* _Excerpted text_:
————

Writing is fun. Being a writer is bullshit. This dichotomy is one of the things writers don't talk about, don't write books about, don't tell students about.

Somewhere on here there's an article about the dirty little secret that every writer you've ever read had/has a spouse or a parent that allows them to eat so they can spend fuckin' forever grinding away at that magnum opus that nobody gives a shit about. If you're a "writer", odds are good you're also wasting your time from an economics standpoint. Stephen King will tell you that Tabby basically underwrote his career through Carrie. Anne LaMott will mention in passing that her dad's agent read eight of her books and oh by the way she's divorced from the guy who put food on the table while she did it. It's the dirty little secret: the people who don't have a benefactor are competing with the people who do but nobody mentions the benefactors. The two successful screenwriters I came up with were both in a position where they could live in $3k/mo apartments for two fucking years without having to earn a penny so they could sit there and write. Must be nice.

The other dichotomy is nobody gets into writing because they want to perform in front of an audience. Nobody sits down to write a book so they can carry it around under their figurative or literal arm to dozens of trained professionals all intent on saying no. Nobody sets out to prove themselves over and over and over again only to be sent a "not for us - sent from my iPad" email on Thanksgiving evening (true story). But once you get accepted by an agent you're a god. But once you get rejected by a publisher you're scum. But once you get published you're a god. But once the book gets panned you're scum.

————

* _Data shown_:
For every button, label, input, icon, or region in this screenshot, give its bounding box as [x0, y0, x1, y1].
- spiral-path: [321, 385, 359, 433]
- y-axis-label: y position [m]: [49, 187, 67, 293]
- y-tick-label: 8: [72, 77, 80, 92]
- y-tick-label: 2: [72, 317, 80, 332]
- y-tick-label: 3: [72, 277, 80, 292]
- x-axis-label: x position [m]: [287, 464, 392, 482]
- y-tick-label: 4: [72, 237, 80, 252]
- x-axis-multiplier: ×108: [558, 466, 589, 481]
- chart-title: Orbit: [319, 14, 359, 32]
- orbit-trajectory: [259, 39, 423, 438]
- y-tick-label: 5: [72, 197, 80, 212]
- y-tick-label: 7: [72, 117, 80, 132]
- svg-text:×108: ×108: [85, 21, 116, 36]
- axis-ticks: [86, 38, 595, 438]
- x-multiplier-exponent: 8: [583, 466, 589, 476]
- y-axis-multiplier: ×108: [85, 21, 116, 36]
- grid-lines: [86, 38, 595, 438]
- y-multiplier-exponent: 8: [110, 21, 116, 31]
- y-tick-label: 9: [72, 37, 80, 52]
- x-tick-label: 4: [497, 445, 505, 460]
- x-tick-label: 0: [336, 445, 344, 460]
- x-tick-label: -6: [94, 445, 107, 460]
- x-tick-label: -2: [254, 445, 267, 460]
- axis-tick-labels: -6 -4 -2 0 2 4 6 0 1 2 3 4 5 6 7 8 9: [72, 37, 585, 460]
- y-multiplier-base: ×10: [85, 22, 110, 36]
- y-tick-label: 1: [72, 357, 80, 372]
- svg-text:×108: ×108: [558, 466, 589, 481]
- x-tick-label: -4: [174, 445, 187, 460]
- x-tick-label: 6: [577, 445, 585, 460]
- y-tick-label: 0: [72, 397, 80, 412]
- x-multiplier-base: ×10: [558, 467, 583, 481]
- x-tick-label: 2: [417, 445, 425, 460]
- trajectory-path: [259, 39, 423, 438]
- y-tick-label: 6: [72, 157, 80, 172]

————

* _Tasks to complete_:
1/ In the text on being a writer, what was the writer sent on Thanksgiving evening?
2/ Please continue the text on being a writer, picking up after its final sentence.

* _Task results_:
1/ A "not for us - sent from my iPad" email.

2/
And it's all so goddamned capricious.

If you ever want to see into the soul of any performer, ask them what work they're most proud of. It won't be one you've heard of. It'll be that thing they believed in, that they put their heart and soul into, that the marketplace crushed. And maybe they'll have rationalized why it got crushed, and maybe they won't, but it's still the central fable of their lives, be it written or a work-in-progress. It's the thing that allows them to make peace with the capriciousness.

Some people don't make peace with the capriciousness.

Hemingway was absolutely at the top of his game. Pithy mutherfucker. "There's nothing to writing. You just sit at the typewriter and bleed." Said the guy who tried on 47 endings and 18 titles for Farewell to Arms. David Foster Wallace? The closer he got to death, the more personal his writing became, the less interested his audience was in what he had to say.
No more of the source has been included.